▸ **OBJECTIVE**:
The listing below must be repeated word for word, with its images excluded.

>> start

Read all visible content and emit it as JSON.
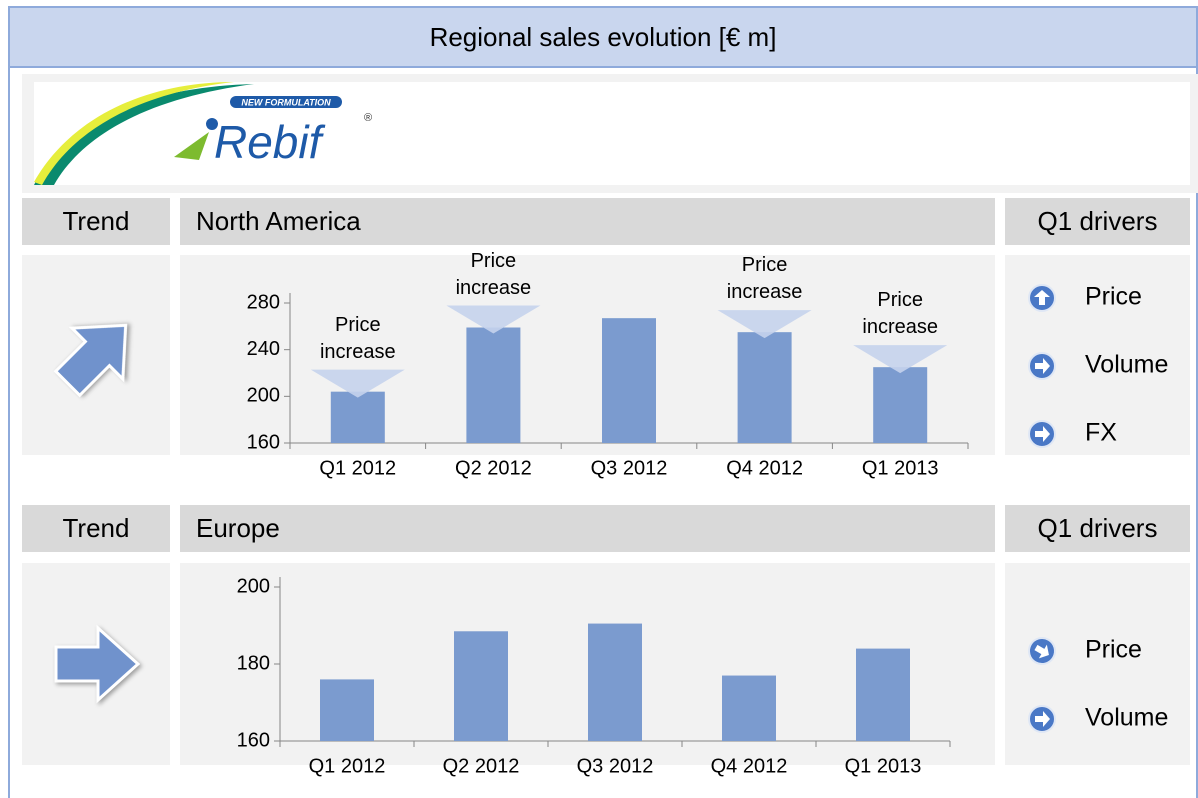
{
  "title": "Regional sales evolution [€ m]",
  "logo": {
    "tagline": "NEW FORMULATION",
    "name": "Rebif",
    "mark": "®"
  },
  "regions": [
    {
      "trend_header": "Trend",
      "name": "North America",
      "drivers_header": "Q1 drivers",
      "trend": "up-right",
      "drivers": [
        {
          "name": "Price",
          "direction": "up"
        },
        {
          "name": "Volume",
          "direction": "right"
        },
        {
          "name": "FX",
          "direction": "right"
        }
      ]
    },
    {
      "trend_header": "Trend",
      "name": "Europe",
      "drivers_header": "Q1 drivers",
      "trend": "right",
      "drivers": [
        {
          "name": "Price",
          "direction": "down-right"
        },
        {
          "name": "Volume",
          "direction": "right"
        }
      ]
    }
  ],
  "chart_data": [
    {
      "type": "bar",
      "categories": [
        "Q1 2012",
        "Q2 2012",
        "Q3 2012",
        "Q4 2012",
        "Q1 2013"
      ],
      "values": [
        204,
        259,
        267,
        255,
        225
      ],
      "color": "#7b9bcf",
      "annotations": [
        "Price increase",
        "Price increase",
        null,
        "Price increase",
        "Price increase"
      ],
      "ylim": [
        160,
        280
      ],
      "yticks": [
        160,
        200,
        240,
        280
      ]
    },
    {
      "type": "bar",
      "categories": [
        "Q1 2012",
        "Q2 2012",
        "Q3 2012",
        "Q4 2012",
        "Q1 2013"
      ],
      "values": [
        176,
        188.5,
        190.5,
        177,
        184
      ],
      "color": "#7b9bcf",
      "ylim": [
        160,
        200
      ],
      "yticks": [
        160,
        180,
        200
      ]
    }
  ]
}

>> end

▸ **RESULT**:
Read all visible content and emit it as JSON.
{
  "title": "Regional sales evolution [€ m]",
  "logo": {
    "tagline": "NEW FORMULATION",
    "name": "Rebif",
    "mark": "®"
  },
  "regions": [
    {
      "trend_header": "Trend",
      "name": "North America",
      "drivers_header": "Q1 drivers",
      "trend": "up-right",
      "drivers": [
        {
          "name": "Price",
          "direction": "up"
        },
        {
          "name": "Volume",
          "direction": "right"
        },
        {
          "name": "FX",
          "direction": "right"
        }
      ]
    },
    {
      "trend_header": "Trend",
      "name": "Europe",
      "drivers_header": "Q1 drivers",
      "trend": "right",
      "drivers": [
        {
          "name": "Price",
          "direction": "down-right"
        },
        {
          "name": "Volume",
          "direction": "right"
        }
      ]
    }
  ],
  "chart_data": [
    {
      "type": "bar",
      "categories": [
        "Q1 2012",
        "Q2 2012",
        "Q3 2012",
        "Q4 2012",
        "Q1 2013"
      ],
      "values": [
        204,
        259,
        267,
        255,
        225
      ],
      "color": "#7b9bcf",
      "annotations": [
        "Price increase",
        "Price increase",
        null,
        "Price increase",
        "Price increase"
      ],
      "ylim": [
        160,
        280
      ],
      "yticks": [
        160,
        200,
        240,
        280
      ]
    },
    {
      "type": "bar",
      "categories": [
        "Q1 2012",
        "Q2 2012",
        "Q3 2012",
        "Q4 2012",
        "Q1 2013"
      ],
      "values": [
        176,
        188.5,
        190.5,
        177,
        184
      ],
      "color": "#7b9bcf",
      "ylim": [
        160,
        200
      ],
      "yticks": [
        160,
        180,
        200
      ]
    }
  ]
}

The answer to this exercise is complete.